— START THE DATA —

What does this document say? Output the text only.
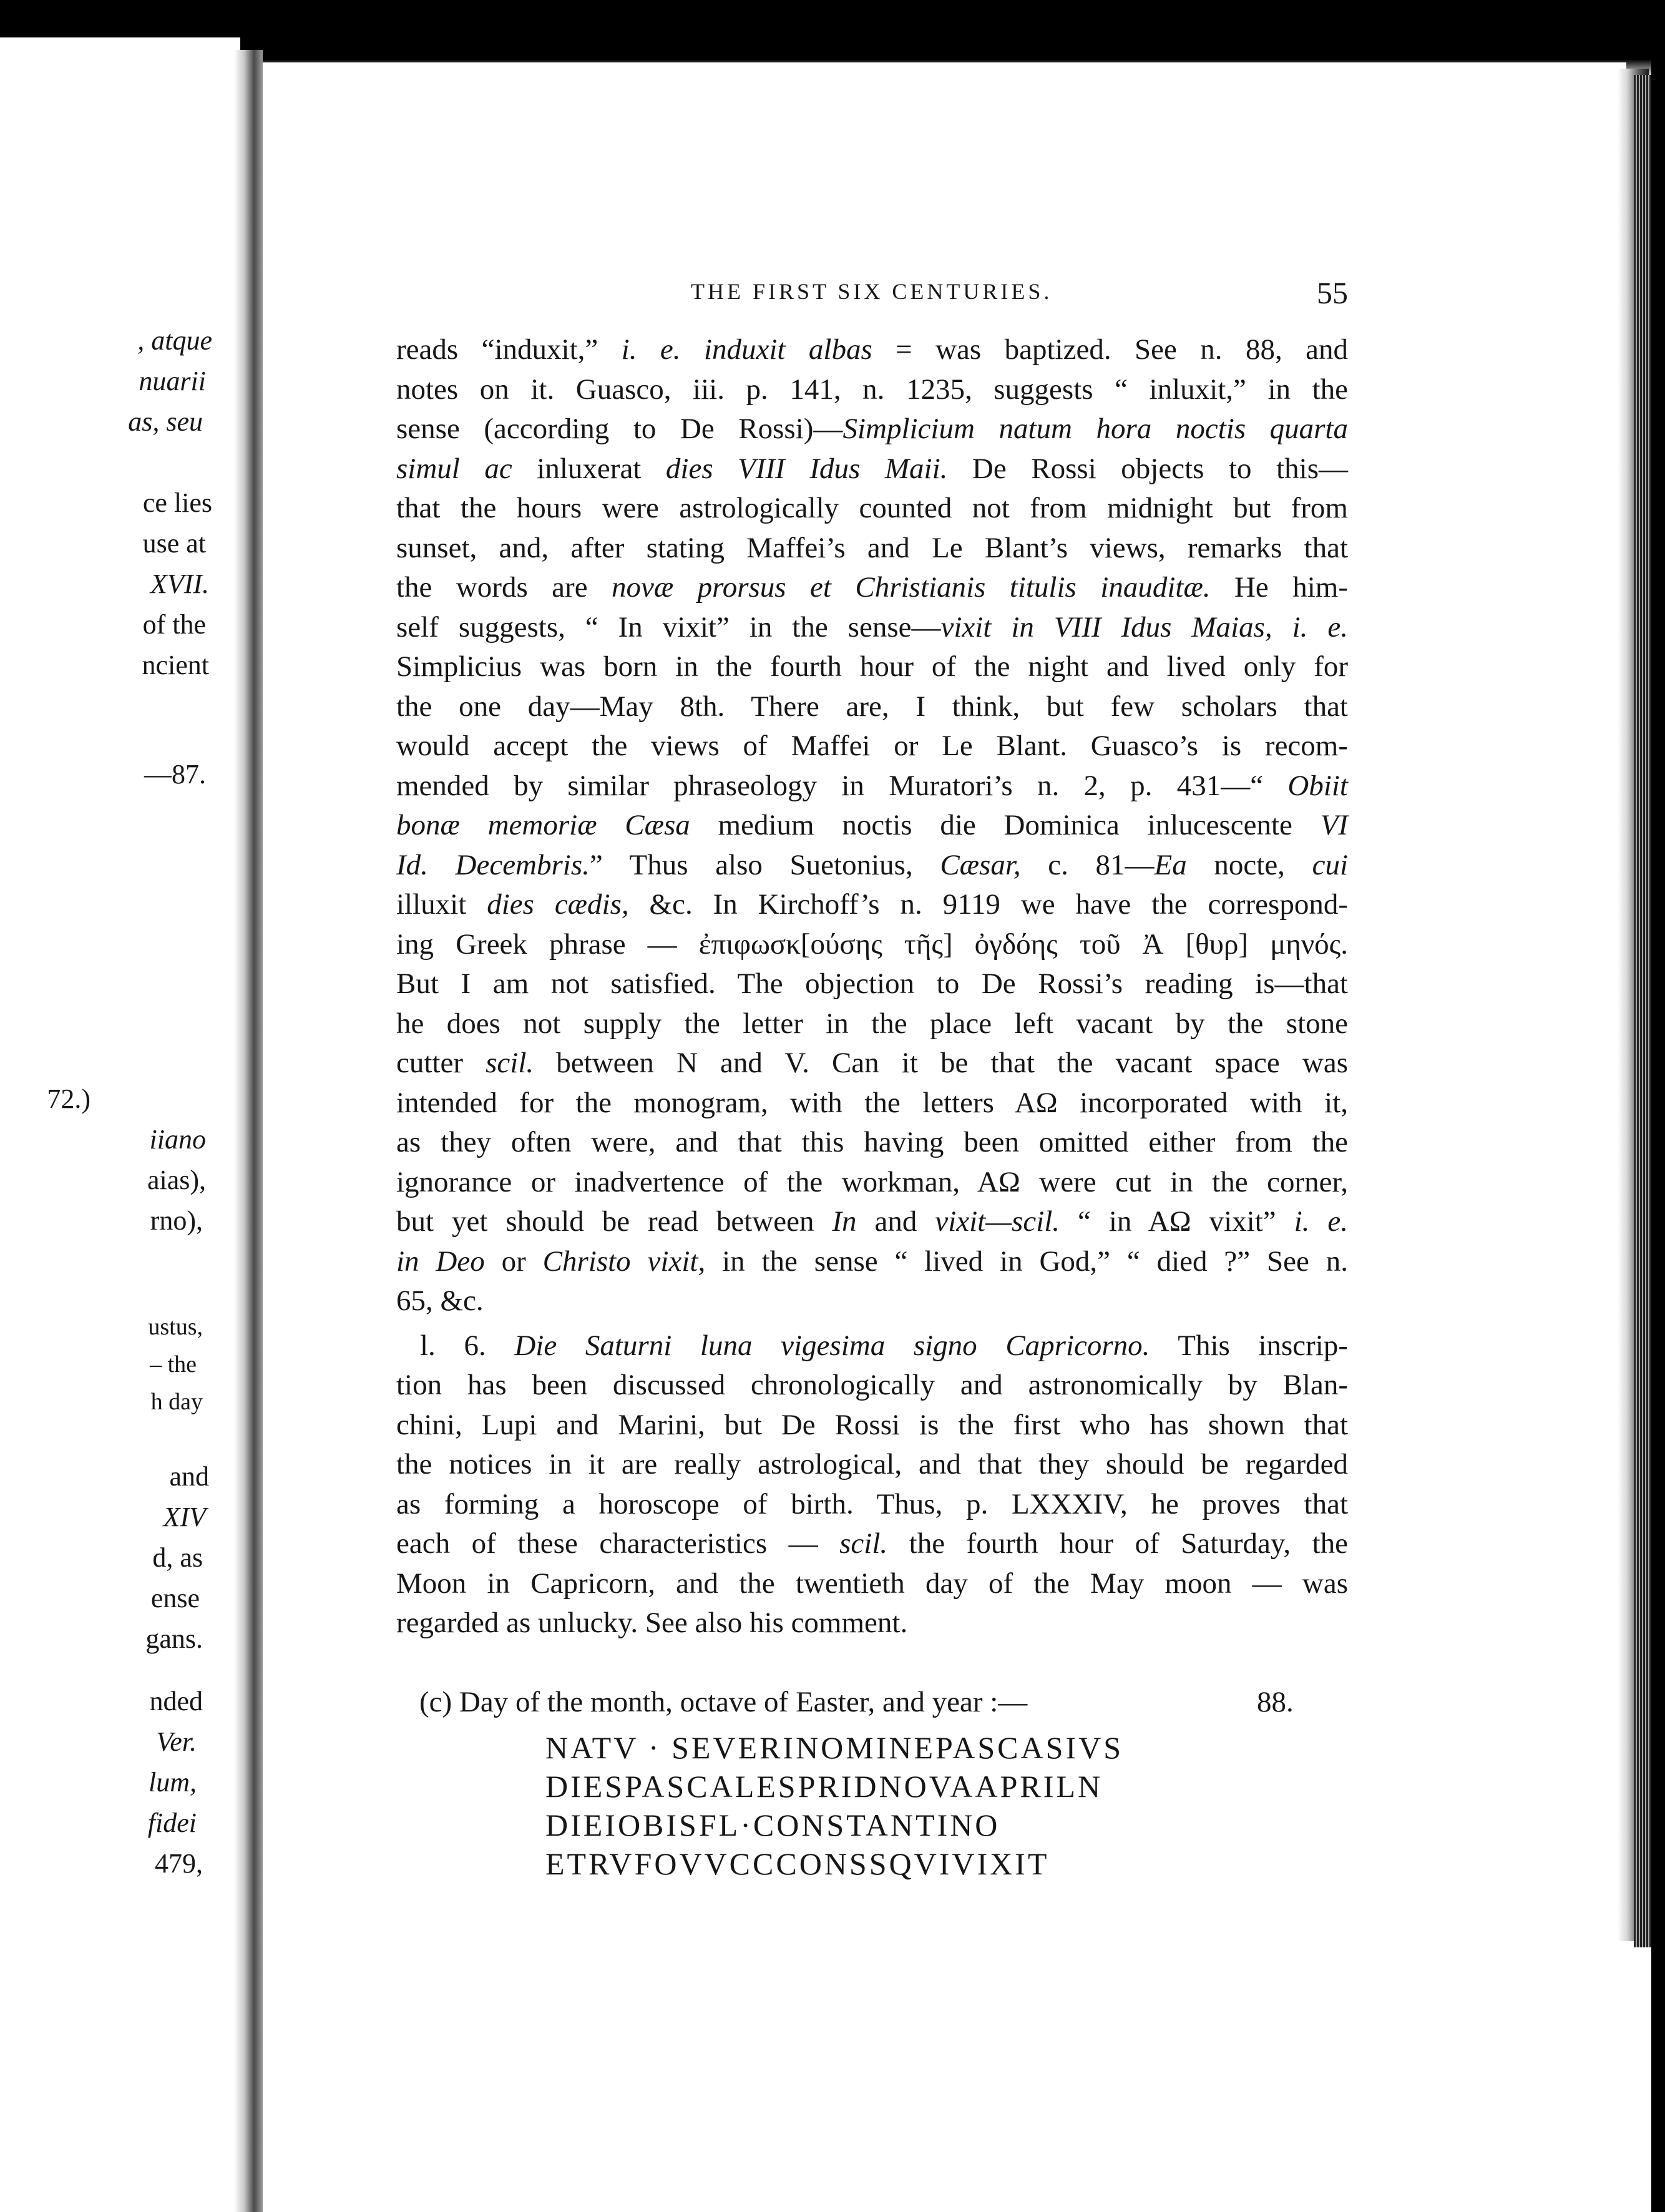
, atque
nuarii
as, seu
ce lies
use at
XVII.
of the
ncient
—87.
72.)
iiano
aias),
rno),
ustus,
– the
h day
and
XIV
d, as
ense
gans.
nded
Ver.
lum,
fidei
479,
THE FIRST SIX CENTURIES.	55
reads “induxit,” i. e. induxit albas = was baptized. See n. 88, and
notes on it. Guasco, iii. p. 141, n. 1235, suggests “ inluxit,” in the
sense (according to De Rossi)—Simplicium natum hora noctis quarta
simul ac inluxerat dies VIII Idus Maii. De Rossi objects to this—
that the hours were astrologically counted not from midnight but from
sunset, and, after stating Maffei’s and Le Blant’s views, remarks that
the words are novæ prorsus et Christianis titulis inauditæ. He him-
self suggests, “ In vixit” in the sense—vixit in VIII Idus Maias, i. e.
Simplicius was born in the fourth hour of the night and lived only for
the one day—May 8th. There are, I think, but few scholars that
would accept the views of Maffei or Le Blant. Guasco’s is recom-
mended by similar phraseology in Muratori’s n. 2, p. 431—“ Obiit
bonæ memoriæ Cæsa medium noctis die Dominica inlucescente VI
Id. Decembris.” Thus also Suetonius, Cæsar, c. 81—Ea nocte, cui
illuxit dies cædis, &c. In Kirchoff’s n. 9119 we have the correspond-
ing Greek phrase — ἐπιφωσκ[ούσης τῆς] ὀγδόης τοῦ Ἀ [θυρ] μηνός.
But I am not satisfied. The objection to De Rossi’s reading is—that
he does not supply the letter in the place left vacant by the stone
cutter scil. between N and V. Can it be that the vacant space was
intended for the monogram, with the letters AΩ incorporated with it,
as they often were, and that this having been omitted either from the
ignorance or inadvertence of the workman, AΩ were cut in the corner,
but yet should be read between In and vixit—scil. “ in AΩ vixit” i. e.
in Deo or Christo vixit, in the sense “ lived in God,” “ died ?” See n.
65, &c.
l. 6. Die Saturni luna vigesima signo Capricorno. This inscrip-
tion has been discussed chronologically and astronomically by Blan-
chini, Lupi and Marini, but De Rossi is the first who has shown that
the notices in it are really astrological, and that they should be regarded
as forming a horoscope of birth. Thus, p. LXXXIV, he proves that
each of these characteristics — scil. the fourth hour of Saturday, the
Moon in Capricorn, and the twentieth day of the May moon — was
regarded as unlucky. See also his comment.
(c) Day of the month, octave of Easter, and year :—	88.
NATV · SEVERINOMINEPASCASIVS
DIESPASCALESPRIDNOVAAPRILN
DIEIOBISFL·CONSTANTINO
ETRVFOVVCCCONSSQVIVIXIT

— END THE DATA —

▸ PROBLEM DETAILS
Pick out each line in the material containing "scil".

▸ SOLUTION
cutter scil. between N and V. Can it be that the vacant space was
but yet should be read between In and vixit—scil. “ in AΩ vixit” i. e.
each of these characteristics — scil. the fourth hour of Saturday, the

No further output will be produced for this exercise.